___ Text segment ___

Listed Building – Grade I
- Official name: Ewenny Priory Church
- Designated: 26 July 1963
- Reference no.: 11250

Listed Building – Grade I
- Official name: Church of St Michael
- Designated: 26 July 1963
- Reference no.: 11251

Listed Building – Grade I
- Official name: North Tower and attached stretch of precinct wall at Ewenny Priory (house)
- Designated: 3 March 1998
- Reference no.: 19470

Listed Building – Grade I
- Official name: North Gatehouse at Ewenny Priory (house)
- Designated: 3 March 1998
- Reference no.: 19462

Listed Building – Grade I
- Official name: South Gatehouse at Ewenny Priory (house)
- Designated: 3 March 1998
- Reference no.: 19471

= Ewenny Priory =

Former monastery in Wales

Ewenny Priory (Priordy Ewenni), in Ewenny in the Vale of Glamorgan, Wales, was a monastery of the Benedictine order, founded in the 12th century. The priory was unusual in having extensive military-style defences and in its state of preservation; the architectural historian John Newman described it as "the most complete and impressive Norman ecclesiastical building in Glamorgan". Following the dissolution of the monasteries, parts of the priory were converted into a private house by Sir Edward Carne, a lawyer and diplomat. This Elizabethan house was demolished between 1803 and 1805 and replaced by a Georgian mansion, Ewenny Priory House. The house is still owned by the Turbervill family, descendants of Sir Edward. The priory is not open to the public apart from the Church of St Michael, the western part of the priory building, which continues to serve as the parish church (Church in Wales) for the village. The priory is in the care of Cadw and is a Grade I listed building.

___

Work required
Continue the Ewenny Priory text, starting right after its final sentence.

___ Information given ___

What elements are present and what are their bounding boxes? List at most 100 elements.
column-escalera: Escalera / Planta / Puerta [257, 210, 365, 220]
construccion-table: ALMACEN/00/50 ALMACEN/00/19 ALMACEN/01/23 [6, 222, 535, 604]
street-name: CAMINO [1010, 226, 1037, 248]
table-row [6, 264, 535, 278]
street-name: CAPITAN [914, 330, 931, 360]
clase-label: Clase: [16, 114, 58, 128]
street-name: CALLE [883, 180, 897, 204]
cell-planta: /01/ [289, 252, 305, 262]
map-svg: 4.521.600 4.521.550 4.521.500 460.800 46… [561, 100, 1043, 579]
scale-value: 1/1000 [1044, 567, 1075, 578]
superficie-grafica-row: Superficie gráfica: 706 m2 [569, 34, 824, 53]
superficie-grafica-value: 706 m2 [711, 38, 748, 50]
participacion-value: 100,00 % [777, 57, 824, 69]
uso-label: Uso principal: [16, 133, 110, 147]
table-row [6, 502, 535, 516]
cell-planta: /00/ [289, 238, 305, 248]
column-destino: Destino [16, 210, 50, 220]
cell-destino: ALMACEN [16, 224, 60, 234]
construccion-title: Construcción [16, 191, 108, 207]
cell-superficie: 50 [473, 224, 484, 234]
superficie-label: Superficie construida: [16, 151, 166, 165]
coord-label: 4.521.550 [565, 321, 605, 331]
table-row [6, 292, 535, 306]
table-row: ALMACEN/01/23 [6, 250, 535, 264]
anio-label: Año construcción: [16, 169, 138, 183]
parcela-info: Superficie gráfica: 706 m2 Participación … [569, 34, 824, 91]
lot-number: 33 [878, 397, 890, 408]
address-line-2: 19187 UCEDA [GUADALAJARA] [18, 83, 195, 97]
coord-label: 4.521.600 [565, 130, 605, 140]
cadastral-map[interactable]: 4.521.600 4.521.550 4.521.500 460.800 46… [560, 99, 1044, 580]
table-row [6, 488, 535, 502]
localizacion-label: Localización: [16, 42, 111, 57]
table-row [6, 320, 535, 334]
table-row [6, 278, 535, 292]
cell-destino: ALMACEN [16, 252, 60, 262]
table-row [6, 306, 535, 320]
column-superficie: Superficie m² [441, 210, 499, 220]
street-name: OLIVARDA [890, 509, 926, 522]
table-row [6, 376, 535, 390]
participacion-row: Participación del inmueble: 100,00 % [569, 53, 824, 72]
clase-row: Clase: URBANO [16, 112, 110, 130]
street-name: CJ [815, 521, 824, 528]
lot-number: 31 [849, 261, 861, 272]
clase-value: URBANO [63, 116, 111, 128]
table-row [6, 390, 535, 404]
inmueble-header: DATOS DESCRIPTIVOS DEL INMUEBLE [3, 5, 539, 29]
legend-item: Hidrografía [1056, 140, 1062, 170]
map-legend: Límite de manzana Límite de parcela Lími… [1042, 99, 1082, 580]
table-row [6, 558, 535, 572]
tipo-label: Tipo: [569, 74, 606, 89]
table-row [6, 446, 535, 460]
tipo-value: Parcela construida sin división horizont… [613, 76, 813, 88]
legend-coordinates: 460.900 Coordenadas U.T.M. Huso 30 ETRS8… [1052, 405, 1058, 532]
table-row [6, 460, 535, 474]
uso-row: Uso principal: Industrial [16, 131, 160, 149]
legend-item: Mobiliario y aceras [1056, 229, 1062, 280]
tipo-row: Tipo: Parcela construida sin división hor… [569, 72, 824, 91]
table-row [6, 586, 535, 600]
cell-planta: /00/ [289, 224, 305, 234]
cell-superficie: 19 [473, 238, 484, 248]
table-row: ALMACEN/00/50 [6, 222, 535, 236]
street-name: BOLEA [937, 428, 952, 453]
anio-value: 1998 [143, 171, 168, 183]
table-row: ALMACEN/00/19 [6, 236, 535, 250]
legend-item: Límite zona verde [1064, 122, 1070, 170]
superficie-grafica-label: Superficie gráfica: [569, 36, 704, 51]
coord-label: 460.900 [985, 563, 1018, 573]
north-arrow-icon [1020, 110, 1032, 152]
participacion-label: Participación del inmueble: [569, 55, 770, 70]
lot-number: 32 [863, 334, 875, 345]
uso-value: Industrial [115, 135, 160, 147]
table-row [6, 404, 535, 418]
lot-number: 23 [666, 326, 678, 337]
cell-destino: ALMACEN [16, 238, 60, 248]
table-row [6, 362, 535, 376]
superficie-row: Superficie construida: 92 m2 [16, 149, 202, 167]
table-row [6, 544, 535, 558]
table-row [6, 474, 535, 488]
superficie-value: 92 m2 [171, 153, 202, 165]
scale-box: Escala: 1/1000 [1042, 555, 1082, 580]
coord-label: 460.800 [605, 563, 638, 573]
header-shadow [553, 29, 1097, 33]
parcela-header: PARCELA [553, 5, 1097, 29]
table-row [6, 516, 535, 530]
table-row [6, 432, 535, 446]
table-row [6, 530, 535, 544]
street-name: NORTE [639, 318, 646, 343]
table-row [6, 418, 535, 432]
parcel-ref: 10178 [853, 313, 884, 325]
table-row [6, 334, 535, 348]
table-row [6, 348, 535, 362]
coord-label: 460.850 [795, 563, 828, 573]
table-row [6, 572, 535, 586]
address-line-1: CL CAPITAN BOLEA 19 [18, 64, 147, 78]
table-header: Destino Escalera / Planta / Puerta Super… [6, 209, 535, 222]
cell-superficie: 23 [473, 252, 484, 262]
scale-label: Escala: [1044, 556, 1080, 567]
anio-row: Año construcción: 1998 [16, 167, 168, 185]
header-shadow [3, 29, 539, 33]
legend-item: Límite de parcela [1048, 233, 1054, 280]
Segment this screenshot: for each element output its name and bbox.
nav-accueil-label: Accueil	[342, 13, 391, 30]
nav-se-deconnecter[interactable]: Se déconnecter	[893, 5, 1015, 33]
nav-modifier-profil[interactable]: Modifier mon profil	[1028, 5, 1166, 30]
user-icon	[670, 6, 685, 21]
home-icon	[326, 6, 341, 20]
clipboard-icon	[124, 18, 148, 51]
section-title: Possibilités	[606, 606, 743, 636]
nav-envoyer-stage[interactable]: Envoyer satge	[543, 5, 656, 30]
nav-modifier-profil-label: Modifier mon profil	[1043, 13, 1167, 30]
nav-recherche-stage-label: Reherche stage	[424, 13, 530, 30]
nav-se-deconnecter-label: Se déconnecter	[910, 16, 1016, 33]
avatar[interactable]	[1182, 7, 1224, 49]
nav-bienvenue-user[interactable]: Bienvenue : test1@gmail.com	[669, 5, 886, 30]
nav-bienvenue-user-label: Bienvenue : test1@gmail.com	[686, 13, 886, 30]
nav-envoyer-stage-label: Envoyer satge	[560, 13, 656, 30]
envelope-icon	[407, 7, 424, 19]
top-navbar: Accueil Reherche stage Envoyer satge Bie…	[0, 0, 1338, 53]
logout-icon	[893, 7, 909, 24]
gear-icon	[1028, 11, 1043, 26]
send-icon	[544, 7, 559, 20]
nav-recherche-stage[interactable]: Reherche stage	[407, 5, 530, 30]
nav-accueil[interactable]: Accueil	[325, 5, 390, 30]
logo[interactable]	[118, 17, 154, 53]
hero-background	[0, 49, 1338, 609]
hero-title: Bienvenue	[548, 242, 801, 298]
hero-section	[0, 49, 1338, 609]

___

Task response
==History==
The priory was founded by Maurice de Londres in 1141. Maurice granted the Norman church of St. Michael to the abbey of St. Peter at Gloucester, now Gloucester Cathedral, together with the church of St Brides Major and the chapel at Ogmore "in order that a convent of monks might be formed". (Note: Maurice de Londres' tomb is located in the priory church at Ewenny.) The church had been built in the 12th century by his father, William de Londres, one of the Norman knights of Glamorgan.

There had been an older, monastic cell on the site, of the Celtic church. It is described in the 12th century Book of Llandaff as dedicated to Eguenni, an early Welsh saint. De Londres plundered the site with the intent of building a castle on it but was stopped by a decree from Pope Honorius II dated 12 April 1128 which threatened De Londres with excommunication.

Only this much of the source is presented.